# [Exercise instructions]
In the listing below, count the lines with "mins" and report only the figure.

# [Records shown]

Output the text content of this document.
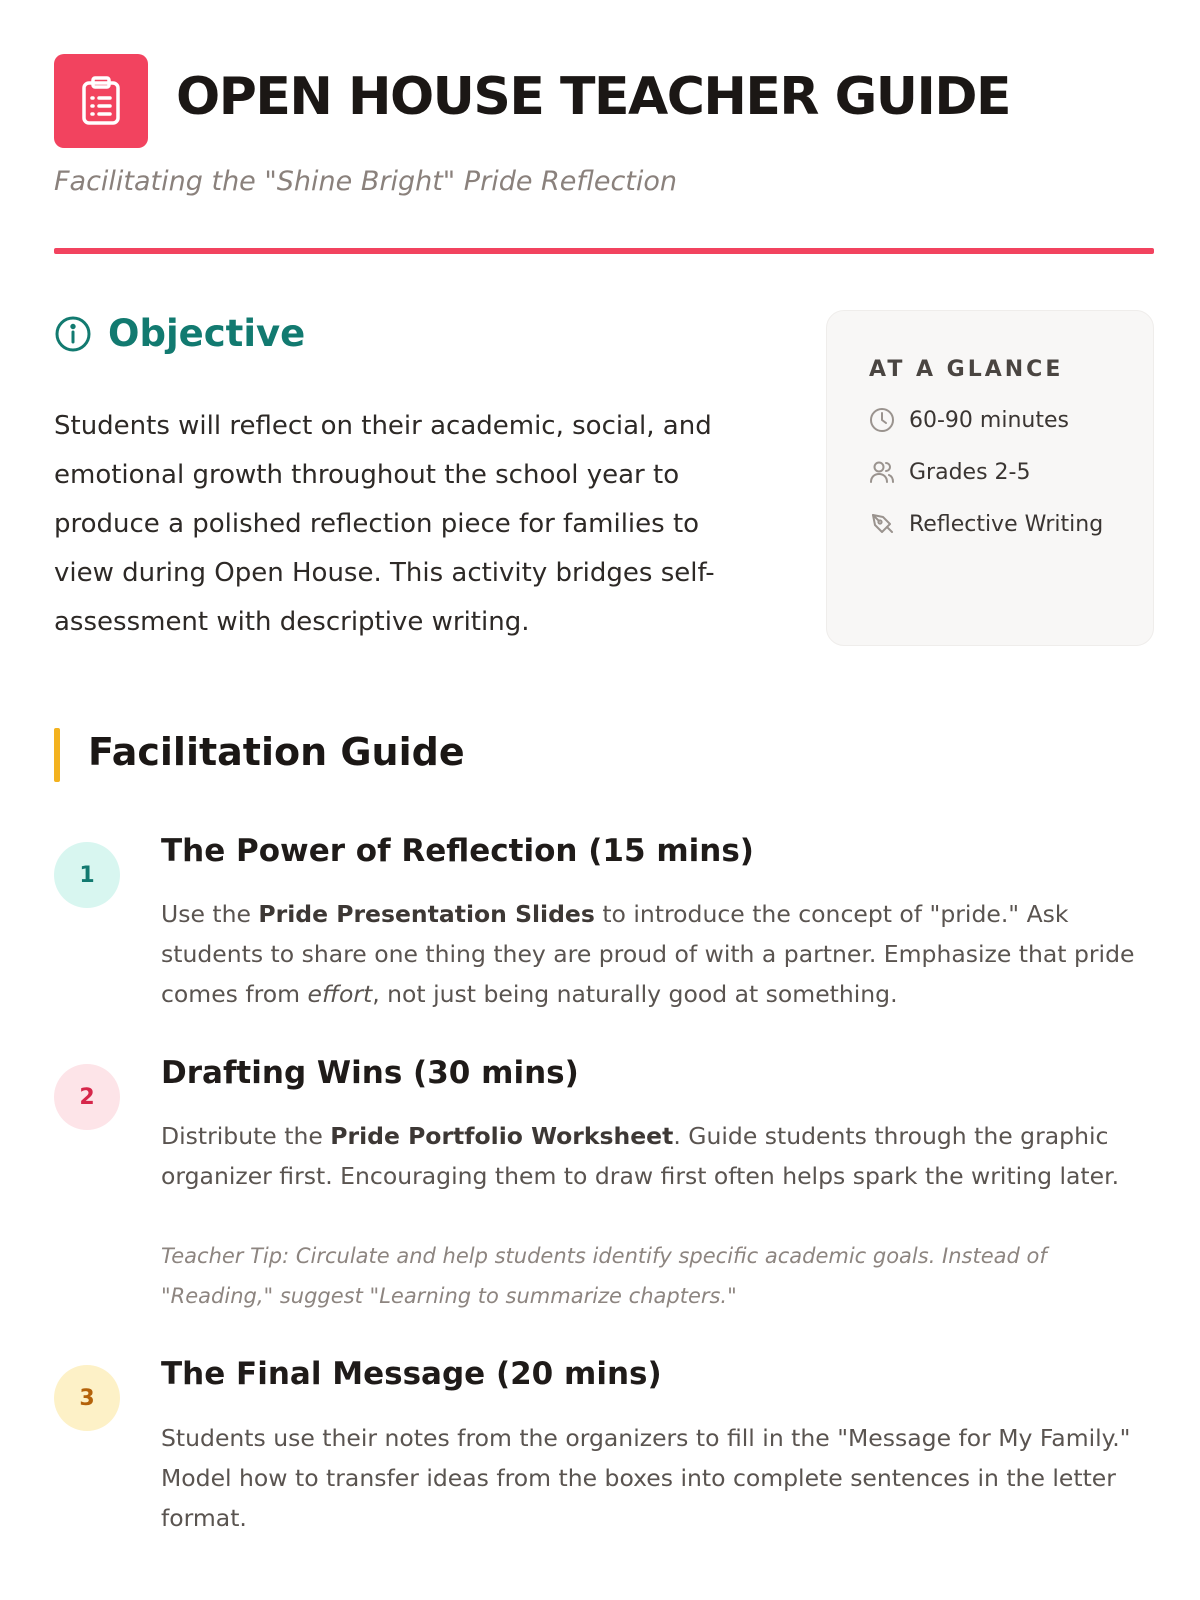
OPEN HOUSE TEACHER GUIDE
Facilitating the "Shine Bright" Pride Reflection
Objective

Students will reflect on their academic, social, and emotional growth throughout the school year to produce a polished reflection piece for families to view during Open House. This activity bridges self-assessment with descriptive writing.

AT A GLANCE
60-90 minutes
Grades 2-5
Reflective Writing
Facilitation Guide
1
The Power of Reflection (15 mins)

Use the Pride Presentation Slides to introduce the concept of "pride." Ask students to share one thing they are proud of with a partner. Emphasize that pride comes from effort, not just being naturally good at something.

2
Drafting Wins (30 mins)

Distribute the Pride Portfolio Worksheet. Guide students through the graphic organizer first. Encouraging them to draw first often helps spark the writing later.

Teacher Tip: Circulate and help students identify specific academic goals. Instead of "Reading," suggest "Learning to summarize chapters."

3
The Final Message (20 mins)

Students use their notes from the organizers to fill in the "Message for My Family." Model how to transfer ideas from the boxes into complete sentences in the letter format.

---

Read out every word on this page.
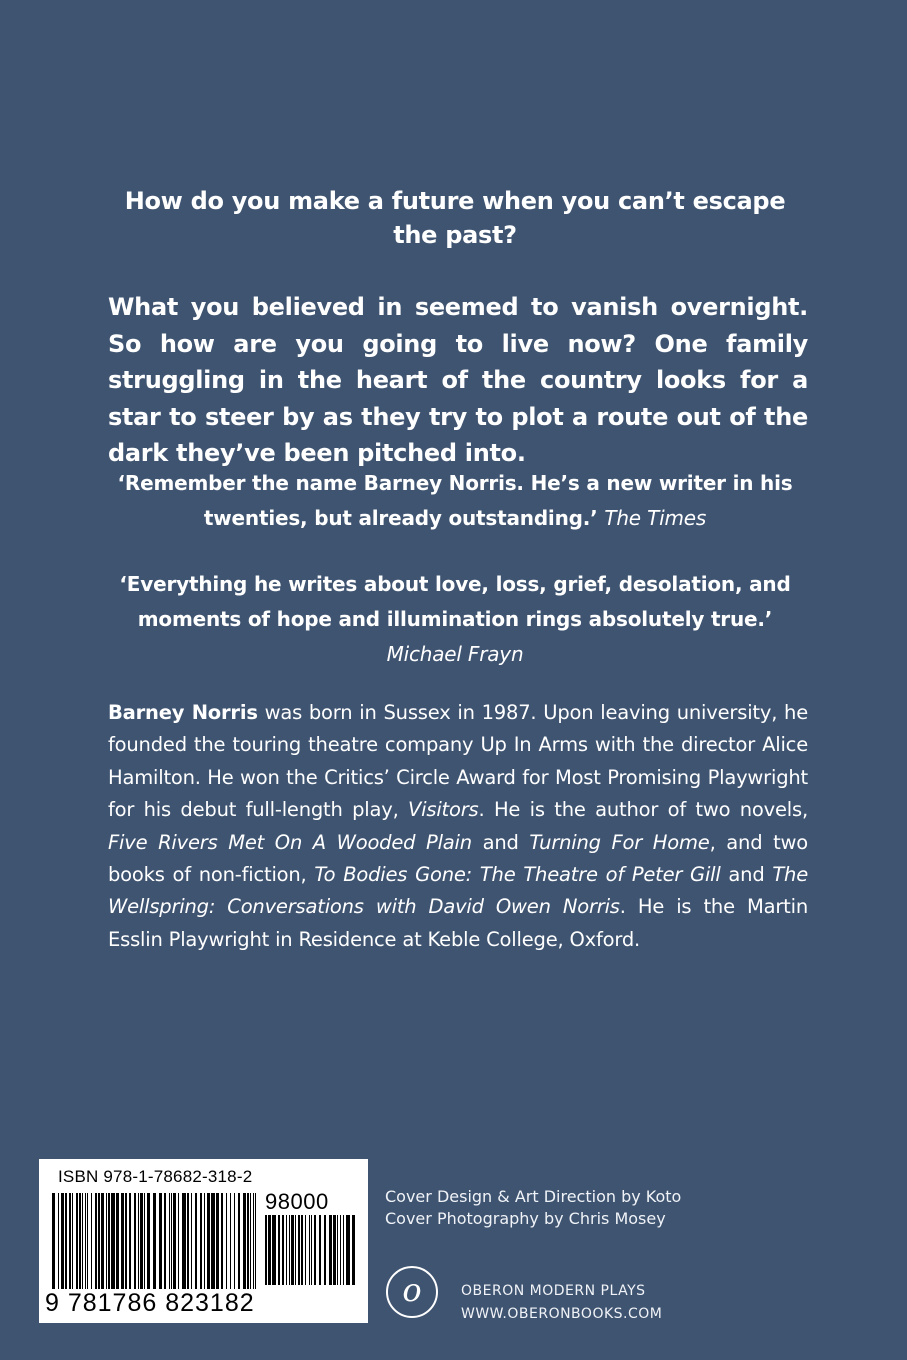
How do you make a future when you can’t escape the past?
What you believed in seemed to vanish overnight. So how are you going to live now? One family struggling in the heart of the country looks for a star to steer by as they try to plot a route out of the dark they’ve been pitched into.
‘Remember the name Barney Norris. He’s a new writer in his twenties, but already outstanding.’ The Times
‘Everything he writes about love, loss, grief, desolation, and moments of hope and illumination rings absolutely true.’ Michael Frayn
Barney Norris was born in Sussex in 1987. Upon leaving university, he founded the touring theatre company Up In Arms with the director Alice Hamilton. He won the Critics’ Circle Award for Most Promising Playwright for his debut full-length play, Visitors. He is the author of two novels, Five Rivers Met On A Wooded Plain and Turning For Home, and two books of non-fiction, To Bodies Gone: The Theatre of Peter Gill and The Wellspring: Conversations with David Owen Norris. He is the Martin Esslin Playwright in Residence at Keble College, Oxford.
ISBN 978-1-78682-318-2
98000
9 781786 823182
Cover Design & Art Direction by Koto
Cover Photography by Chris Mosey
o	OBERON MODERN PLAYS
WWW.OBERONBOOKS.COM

# [Solution for this task]
3